Copy every line from the data below in which the string "seemed" can be found.

>> BEGIN SUPPLIED INFORMATION

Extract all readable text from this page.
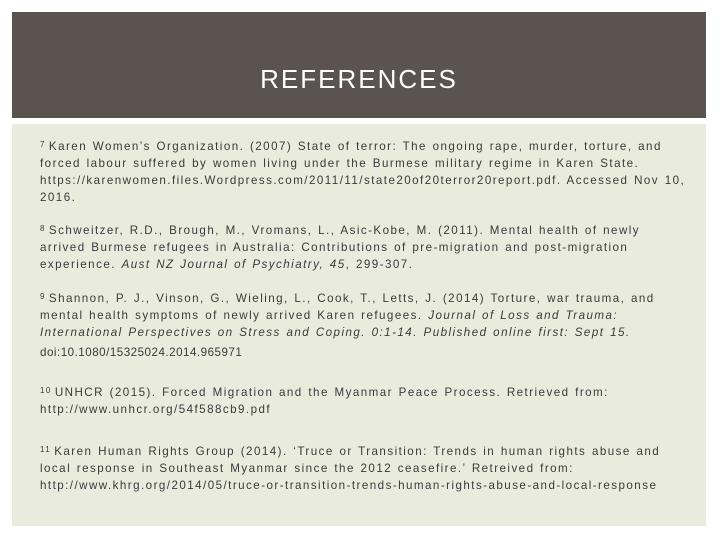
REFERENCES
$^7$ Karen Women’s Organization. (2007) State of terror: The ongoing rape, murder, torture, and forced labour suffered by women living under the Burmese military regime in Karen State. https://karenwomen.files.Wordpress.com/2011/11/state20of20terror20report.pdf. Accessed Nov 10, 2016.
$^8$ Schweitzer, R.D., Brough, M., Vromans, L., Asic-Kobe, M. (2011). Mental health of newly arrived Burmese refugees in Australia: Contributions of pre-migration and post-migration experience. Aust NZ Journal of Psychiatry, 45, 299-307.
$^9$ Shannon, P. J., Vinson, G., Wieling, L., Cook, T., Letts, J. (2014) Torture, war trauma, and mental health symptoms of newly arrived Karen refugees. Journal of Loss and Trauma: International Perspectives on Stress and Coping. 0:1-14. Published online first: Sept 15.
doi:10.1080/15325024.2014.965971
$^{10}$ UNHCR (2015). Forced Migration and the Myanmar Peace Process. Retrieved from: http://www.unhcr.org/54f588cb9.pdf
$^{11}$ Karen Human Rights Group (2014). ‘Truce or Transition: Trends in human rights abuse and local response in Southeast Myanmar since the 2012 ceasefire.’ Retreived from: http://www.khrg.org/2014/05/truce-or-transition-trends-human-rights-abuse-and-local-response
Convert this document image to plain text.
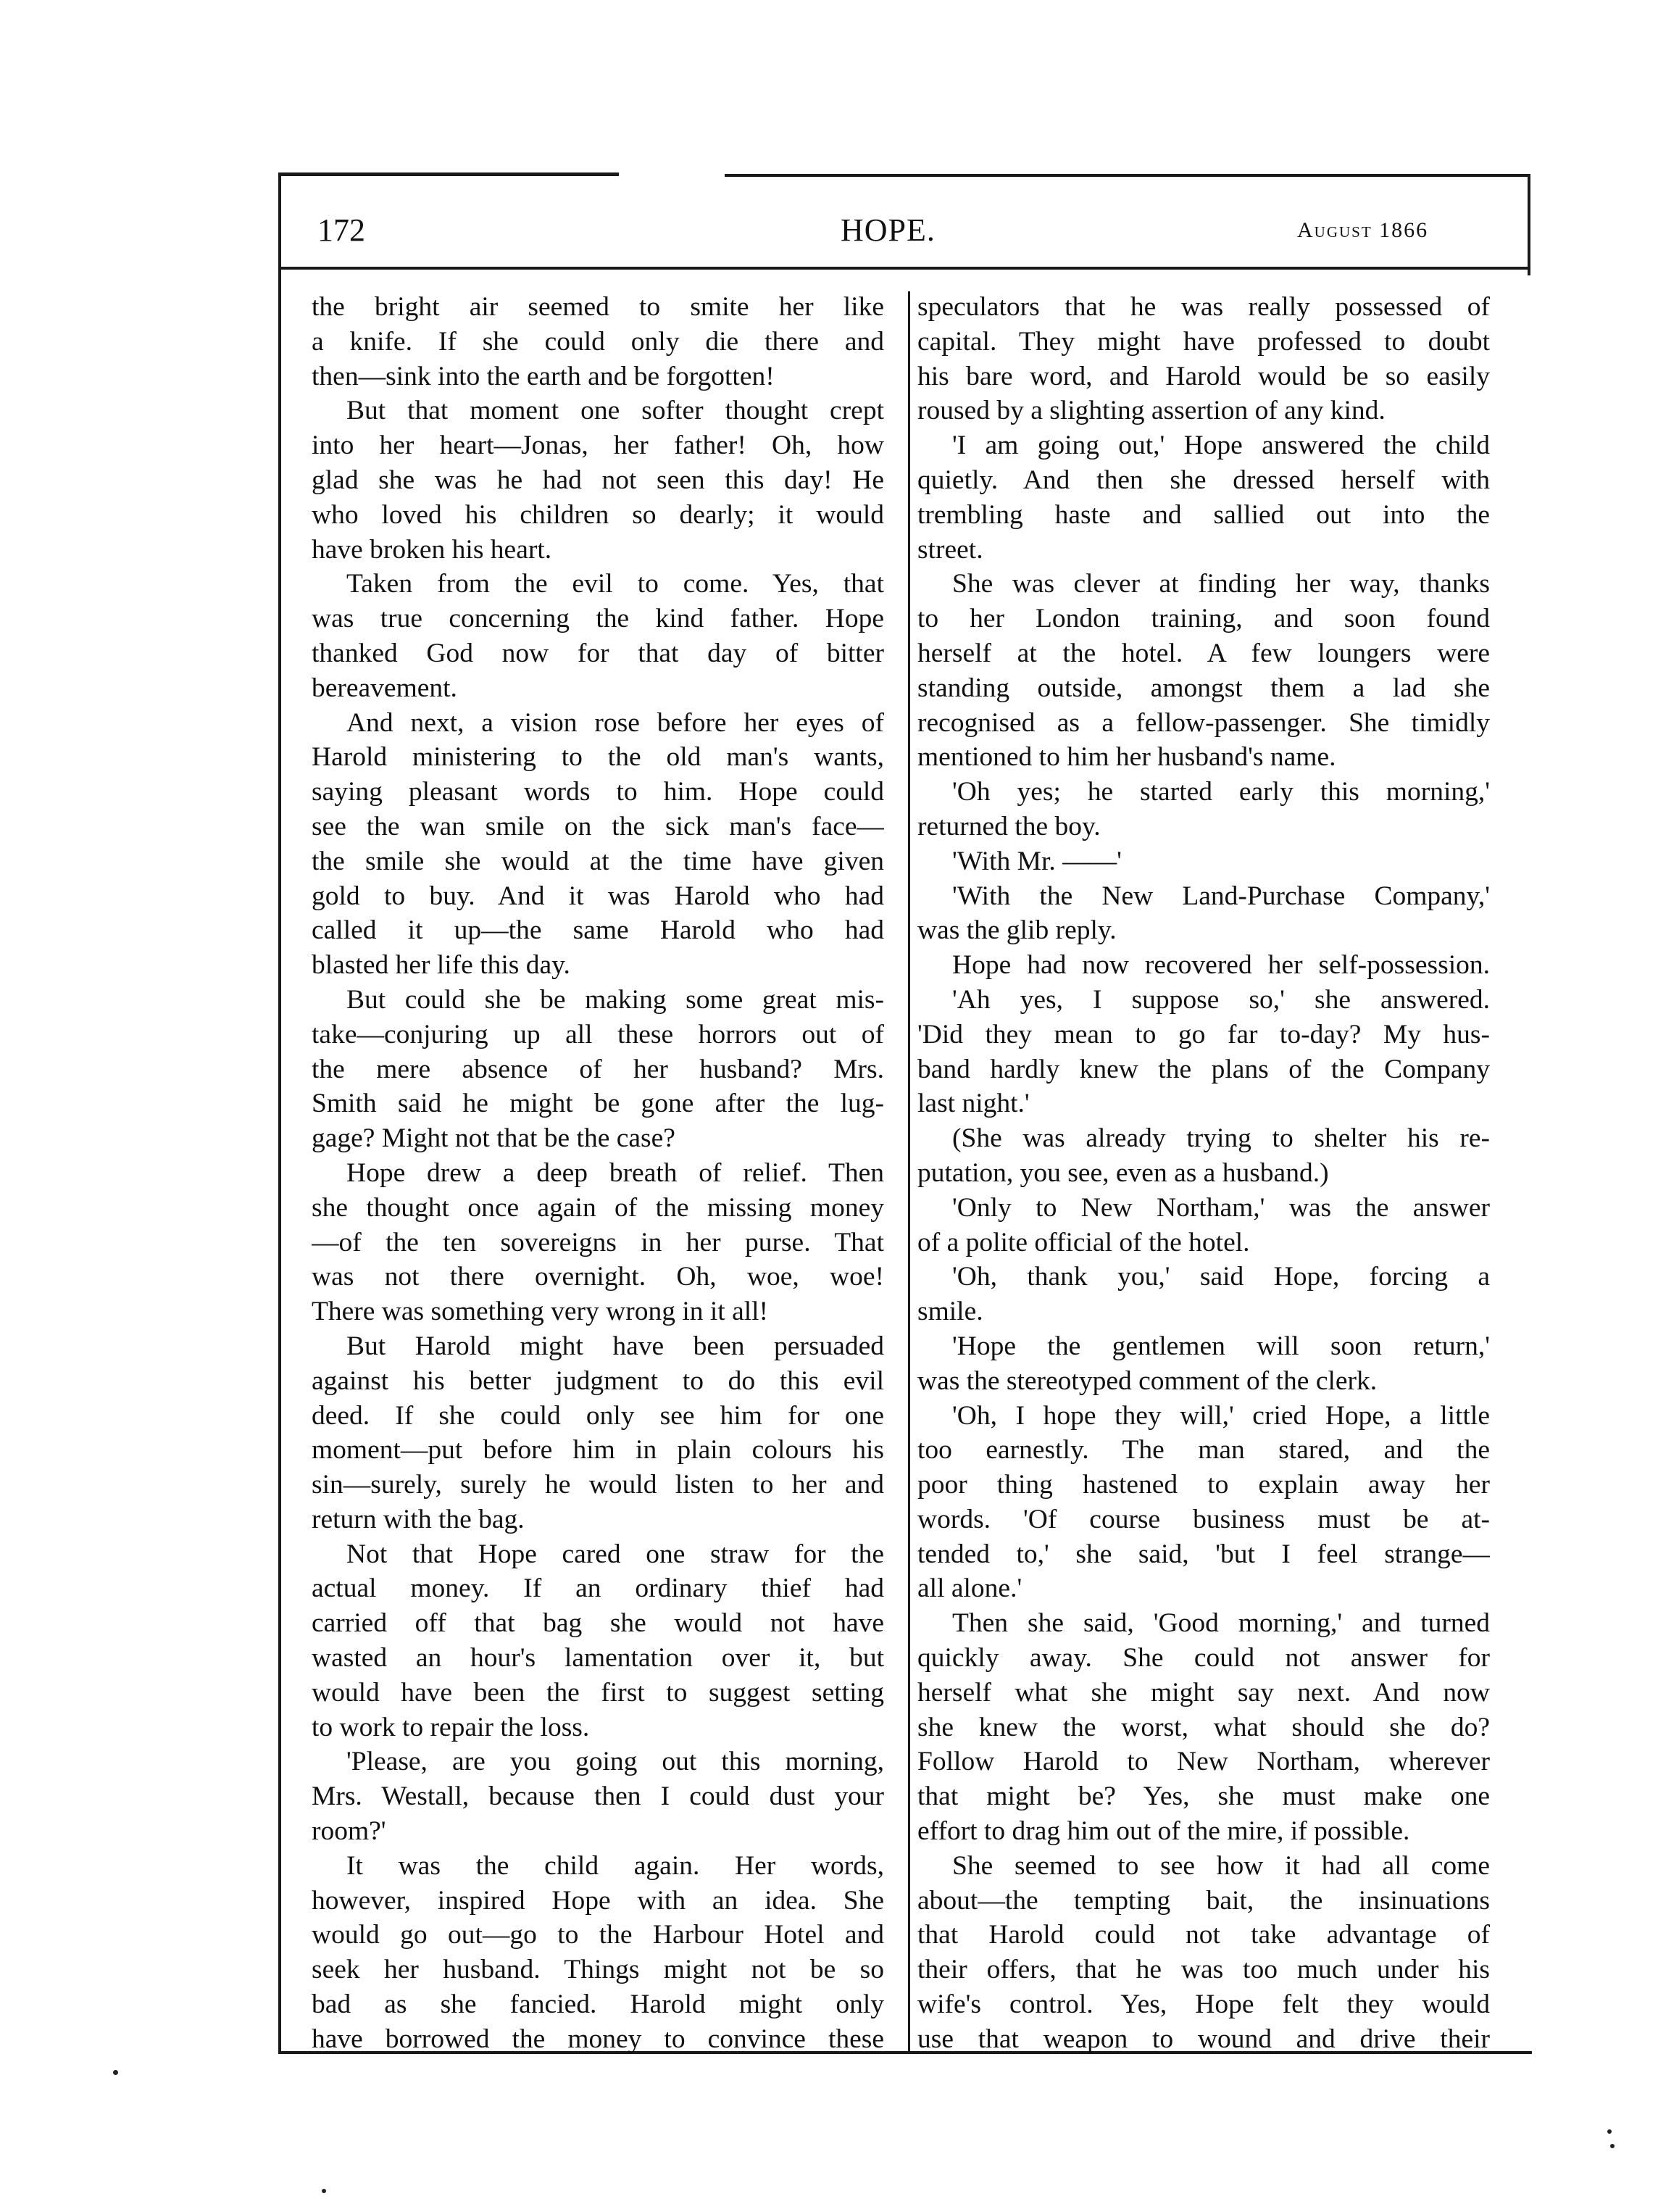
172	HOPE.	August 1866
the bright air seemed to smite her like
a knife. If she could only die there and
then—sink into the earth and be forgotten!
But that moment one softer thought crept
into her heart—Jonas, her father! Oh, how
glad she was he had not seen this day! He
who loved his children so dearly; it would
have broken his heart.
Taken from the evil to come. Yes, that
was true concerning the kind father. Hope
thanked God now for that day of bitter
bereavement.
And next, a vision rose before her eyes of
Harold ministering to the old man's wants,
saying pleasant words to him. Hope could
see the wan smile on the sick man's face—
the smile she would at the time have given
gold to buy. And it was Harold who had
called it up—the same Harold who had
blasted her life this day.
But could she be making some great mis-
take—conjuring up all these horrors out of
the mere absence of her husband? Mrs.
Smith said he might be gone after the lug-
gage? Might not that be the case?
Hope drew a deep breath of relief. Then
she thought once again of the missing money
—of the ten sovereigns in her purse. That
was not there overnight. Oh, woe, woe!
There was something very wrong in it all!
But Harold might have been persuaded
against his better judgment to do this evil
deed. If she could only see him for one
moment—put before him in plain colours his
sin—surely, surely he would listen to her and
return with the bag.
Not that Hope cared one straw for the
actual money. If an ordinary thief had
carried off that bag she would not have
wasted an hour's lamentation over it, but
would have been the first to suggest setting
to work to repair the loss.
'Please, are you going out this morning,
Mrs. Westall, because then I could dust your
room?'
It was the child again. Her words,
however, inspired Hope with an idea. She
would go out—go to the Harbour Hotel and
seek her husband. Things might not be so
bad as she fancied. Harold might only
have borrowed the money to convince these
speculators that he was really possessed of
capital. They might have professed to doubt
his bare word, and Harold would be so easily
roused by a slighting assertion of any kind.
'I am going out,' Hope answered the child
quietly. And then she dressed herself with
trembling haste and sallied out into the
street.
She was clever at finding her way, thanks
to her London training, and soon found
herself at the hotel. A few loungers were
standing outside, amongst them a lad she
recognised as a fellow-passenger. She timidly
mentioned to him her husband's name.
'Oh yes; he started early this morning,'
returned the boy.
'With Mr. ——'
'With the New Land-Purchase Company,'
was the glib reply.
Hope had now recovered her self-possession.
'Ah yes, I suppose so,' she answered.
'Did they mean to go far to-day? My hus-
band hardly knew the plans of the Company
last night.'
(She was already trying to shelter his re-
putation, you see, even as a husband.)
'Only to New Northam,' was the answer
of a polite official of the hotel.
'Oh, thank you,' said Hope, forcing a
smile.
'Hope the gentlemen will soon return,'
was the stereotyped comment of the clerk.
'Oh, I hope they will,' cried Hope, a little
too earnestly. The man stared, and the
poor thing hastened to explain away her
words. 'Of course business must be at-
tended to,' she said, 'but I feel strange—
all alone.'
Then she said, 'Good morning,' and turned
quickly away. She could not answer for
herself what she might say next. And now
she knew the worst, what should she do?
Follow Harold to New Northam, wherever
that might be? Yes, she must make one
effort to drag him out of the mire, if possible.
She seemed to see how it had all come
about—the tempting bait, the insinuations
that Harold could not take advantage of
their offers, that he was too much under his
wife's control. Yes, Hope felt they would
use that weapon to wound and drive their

>> END SUPPLIED INFORMATION
>> BEGIN SUPPLIED INFORMATION

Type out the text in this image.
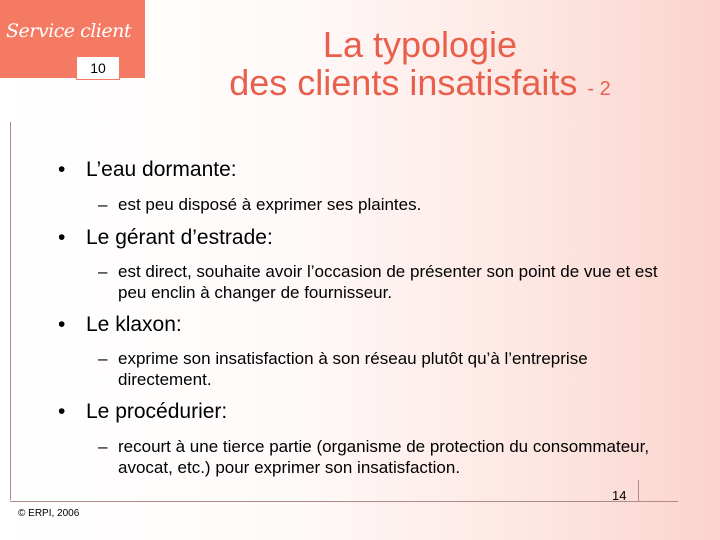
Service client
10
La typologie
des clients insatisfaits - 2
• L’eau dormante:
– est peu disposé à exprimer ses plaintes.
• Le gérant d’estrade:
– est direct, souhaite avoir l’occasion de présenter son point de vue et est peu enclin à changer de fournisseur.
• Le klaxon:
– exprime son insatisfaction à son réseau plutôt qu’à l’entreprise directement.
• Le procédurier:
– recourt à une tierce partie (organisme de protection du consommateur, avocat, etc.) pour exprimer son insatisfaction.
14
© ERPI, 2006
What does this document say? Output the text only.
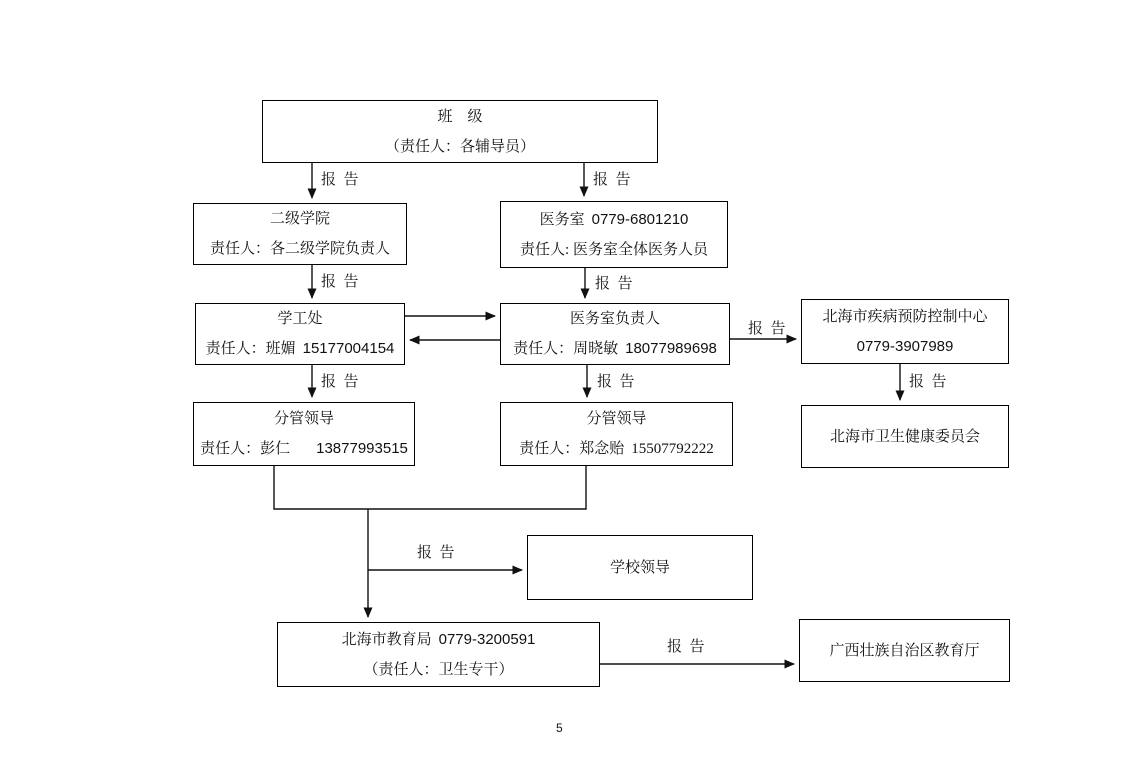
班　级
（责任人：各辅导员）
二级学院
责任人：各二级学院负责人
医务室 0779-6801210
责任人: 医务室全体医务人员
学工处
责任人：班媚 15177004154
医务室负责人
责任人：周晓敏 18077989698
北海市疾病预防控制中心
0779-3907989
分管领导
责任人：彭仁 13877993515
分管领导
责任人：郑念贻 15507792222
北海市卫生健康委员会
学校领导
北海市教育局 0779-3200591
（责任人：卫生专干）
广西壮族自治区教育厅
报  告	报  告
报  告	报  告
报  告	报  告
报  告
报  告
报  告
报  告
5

>> END SUPPLIED INFORMATION
>> BEGIN SUPPLIED INFORMATION

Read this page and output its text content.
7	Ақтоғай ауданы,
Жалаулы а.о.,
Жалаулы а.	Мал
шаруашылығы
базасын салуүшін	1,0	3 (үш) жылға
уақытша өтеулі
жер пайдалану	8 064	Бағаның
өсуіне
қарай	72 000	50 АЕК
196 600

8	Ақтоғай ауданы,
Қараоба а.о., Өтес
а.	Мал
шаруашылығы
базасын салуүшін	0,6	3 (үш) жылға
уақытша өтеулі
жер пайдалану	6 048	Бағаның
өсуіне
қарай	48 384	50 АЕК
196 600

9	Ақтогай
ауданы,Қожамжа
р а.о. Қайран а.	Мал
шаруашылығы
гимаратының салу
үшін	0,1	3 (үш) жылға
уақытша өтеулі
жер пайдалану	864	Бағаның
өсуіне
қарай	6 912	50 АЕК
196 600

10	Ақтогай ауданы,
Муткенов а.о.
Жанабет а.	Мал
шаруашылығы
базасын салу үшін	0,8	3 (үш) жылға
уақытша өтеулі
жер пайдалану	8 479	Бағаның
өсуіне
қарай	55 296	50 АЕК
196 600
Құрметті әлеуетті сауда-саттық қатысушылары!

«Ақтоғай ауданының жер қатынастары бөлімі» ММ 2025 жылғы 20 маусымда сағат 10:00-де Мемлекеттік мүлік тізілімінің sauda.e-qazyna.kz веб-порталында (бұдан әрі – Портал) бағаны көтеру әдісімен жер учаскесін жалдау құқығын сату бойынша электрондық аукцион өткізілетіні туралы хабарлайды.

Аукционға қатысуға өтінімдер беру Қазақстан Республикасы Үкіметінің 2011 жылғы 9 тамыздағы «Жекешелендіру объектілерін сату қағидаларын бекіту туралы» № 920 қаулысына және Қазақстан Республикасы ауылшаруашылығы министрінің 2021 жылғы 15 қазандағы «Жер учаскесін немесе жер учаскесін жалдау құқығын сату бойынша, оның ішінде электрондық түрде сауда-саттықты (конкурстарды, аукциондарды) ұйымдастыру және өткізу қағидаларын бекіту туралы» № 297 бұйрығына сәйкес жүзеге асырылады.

>> END SUPPLIED INFORMATION

TASK SOLUTION ::
the bright air seemed to smite her like
She seemed to see how it had all come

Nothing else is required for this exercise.